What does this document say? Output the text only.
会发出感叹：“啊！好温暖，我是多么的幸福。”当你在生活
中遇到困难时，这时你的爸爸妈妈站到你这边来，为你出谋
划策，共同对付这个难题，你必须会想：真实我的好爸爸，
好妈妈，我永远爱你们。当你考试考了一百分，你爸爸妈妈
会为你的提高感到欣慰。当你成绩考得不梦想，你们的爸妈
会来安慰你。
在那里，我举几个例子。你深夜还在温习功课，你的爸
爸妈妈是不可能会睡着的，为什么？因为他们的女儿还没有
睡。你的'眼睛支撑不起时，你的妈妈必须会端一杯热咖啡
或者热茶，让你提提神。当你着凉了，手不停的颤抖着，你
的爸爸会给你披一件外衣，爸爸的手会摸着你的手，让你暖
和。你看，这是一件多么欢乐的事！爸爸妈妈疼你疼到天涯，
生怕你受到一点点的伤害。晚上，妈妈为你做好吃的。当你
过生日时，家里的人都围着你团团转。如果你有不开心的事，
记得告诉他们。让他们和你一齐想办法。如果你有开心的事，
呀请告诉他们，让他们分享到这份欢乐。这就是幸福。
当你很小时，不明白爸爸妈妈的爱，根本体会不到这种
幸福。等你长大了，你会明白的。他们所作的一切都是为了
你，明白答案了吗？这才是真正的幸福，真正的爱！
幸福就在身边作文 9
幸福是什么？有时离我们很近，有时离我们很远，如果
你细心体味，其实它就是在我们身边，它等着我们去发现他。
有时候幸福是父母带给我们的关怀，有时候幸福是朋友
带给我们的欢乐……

**Exercise brief:** Exactly reproduce every line found in the records.

**Task solution:**
What does this document say? Output the text only.
会发出感叹：“啊！好温暖，我是多么的幸福。”当你在生活
中遇到困难时，这时你的爸爸妈妈站到你这边来，为你出谋
划策，共同对付这个难题，你必须会想：真实我的好爸爸，
好妈妈，我永远爱你们。当你考试考了一百分，你爸爸妈妈
会为你的提高感到欣慰。当你成绩考得不梦想，你们的爸妈
会来安慰你。
在那里，我举几个例子。你深夜还在温习功课，你的爸
爸妈妈是不可能会睡着的，为什么？因为他们的女儿还没有
睡。你的'眼睛支撑不起时，你的妈妈必须会端一杯热咖啡
或者热茶，让你提提神。当你着凉了，手不停的颤抖着，你
的爸爸会给你披一件外衣，爸爸的手会摸着你的手，让你暖
和。你看，这是一件多么欢乐的事！爸爸妈妈疼你疼到天涯，
生怕你受到一点点的伤害。晚上，妈妈为你做好吃的。当你
过生日时，家里的人都围着你团团转。如果你有不开心的事，
记得告诉他们。让他们和你一齐想办法。如果你有开心的事，
呀请告诉他们，让他们分享到这份欢乐。这就是幸福。
当你很小时，不明白爸爸妈妈的爱，根本体会不到这种
幸福。等你长大了，你会明白的。他们所作的一切都是为了
你，明白答案了吗？这才是真正的幸福，真正的爱！
幸福就在身边作文 9
幸福是什么？有时离我们很近，有时离我们很远，如果
你细心体味，其实它就是在我们身边，它等着我们去发现他。
有时候幸福是父母带给我们的关怀，有时候幸福是朋友
带给我们的欢乐……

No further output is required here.